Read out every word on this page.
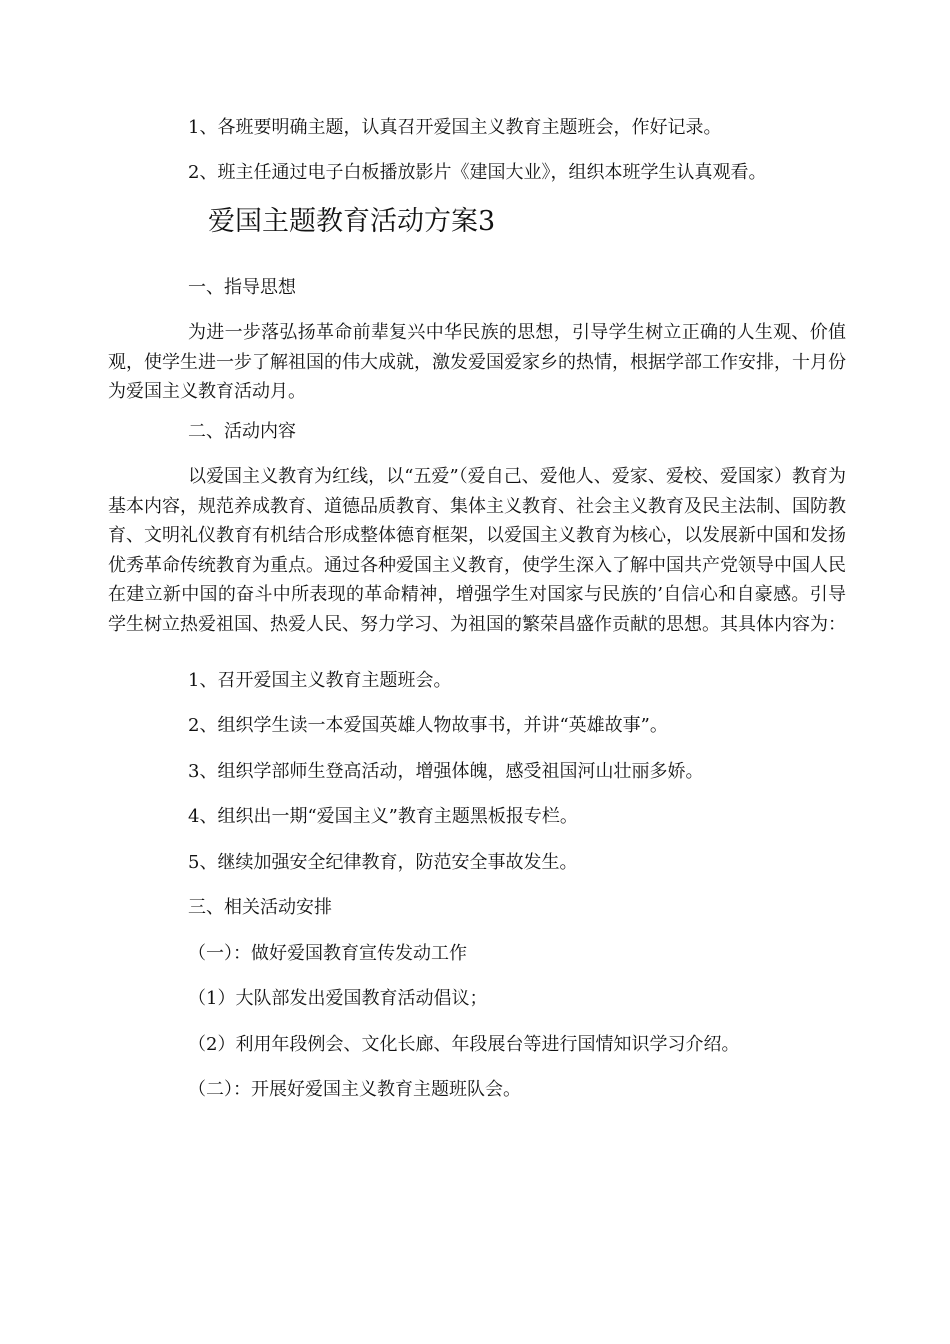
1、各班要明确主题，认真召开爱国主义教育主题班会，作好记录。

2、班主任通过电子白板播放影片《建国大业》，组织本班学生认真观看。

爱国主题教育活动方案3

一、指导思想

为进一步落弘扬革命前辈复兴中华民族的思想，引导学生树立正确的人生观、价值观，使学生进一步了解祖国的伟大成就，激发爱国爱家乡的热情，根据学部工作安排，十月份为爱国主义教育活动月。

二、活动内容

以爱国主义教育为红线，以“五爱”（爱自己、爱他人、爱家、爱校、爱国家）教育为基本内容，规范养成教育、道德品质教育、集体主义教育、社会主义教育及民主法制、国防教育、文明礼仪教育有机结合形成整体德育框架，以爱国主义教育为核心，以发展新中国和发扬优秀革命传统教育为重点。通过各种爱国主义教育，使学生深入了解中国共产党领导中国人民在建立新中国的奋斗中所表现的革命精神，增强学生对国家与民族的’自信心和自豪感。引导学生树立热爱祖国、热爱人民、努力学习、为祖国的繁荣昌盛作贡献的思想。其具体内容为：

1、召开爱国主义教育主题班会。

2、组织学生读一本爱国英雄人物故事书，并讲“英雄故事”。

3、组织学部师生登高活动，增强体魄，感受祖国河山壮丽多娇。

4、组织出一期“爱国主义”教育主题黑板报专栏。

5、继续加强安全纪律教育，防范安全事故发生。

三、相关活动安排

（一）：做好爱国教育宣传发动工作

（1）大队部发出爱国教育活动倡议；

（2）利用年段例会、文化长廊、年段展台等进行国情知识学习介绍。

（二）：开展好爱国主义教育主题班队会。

____

Return every line of the records exactly as given, pictures excluded.

Read out every word on this page.
1、各班要明确主题，认真召开爱国主义教育主题班会，作好记录。

2、班主任通过电子白板播放影片《建国大业》，组织本班学生认真观看。

爱国主题教育活动方案3

一、指导思想

为进一步落弘扬革命前辈复兴中华民族的思想，引导学生树立正确的人生观、价值观，使学生进一步了解祖国的伟大成就，激发爱国爱家乡的热情，根据学部工作安排，十月份为爱国主义教育活动月。

二、活动内容

以爱国主义教育为红线，以“五爱”（爱自己、爱他人、爱家、爱校、爱国家）教育为基本内容，规范养成教育、道德品质教育、集体主义教育、社会主义教育及民主法制、国防教育、文明礼仪教育有机结合形成整体德育框架，以爱国主义教育为核心，以发展新中国和发扬优秀革命传统教育为重点。通过各种爱国主义教育，使学生深入了解中国共产党领导中国人民在建立新中国的奋斗中所表现的革命精神，增强学生对国家与民族的’自信心和自豪感。引导学生树立热爱祖国、热爱人民、努力学习、为祖国的繁荣昌盛作贡献的思想。其具体内容为：

1、召开爱国主义教育主题班会。

2、组织学生读一本爱国英雄人物故事书，并讲“英雄故事”。

3、组织学部师生登高活动，增强体魄，感受祖国河山壮丽多娇。

4、组织出一期“爱国主义”教育主题黑板报专栏。

5、继续加强安全纪律教育，防范安全事故发生。

三、相关活动安排

（一）：做好爱国教育宣传发动工作

（1）大队部发出爱国教育活动倡议；

（2）利用年段例会、文化长廊、年段展台等进行国情知识学习介绍。

（二）：开展好爱国主义教育主题班队会。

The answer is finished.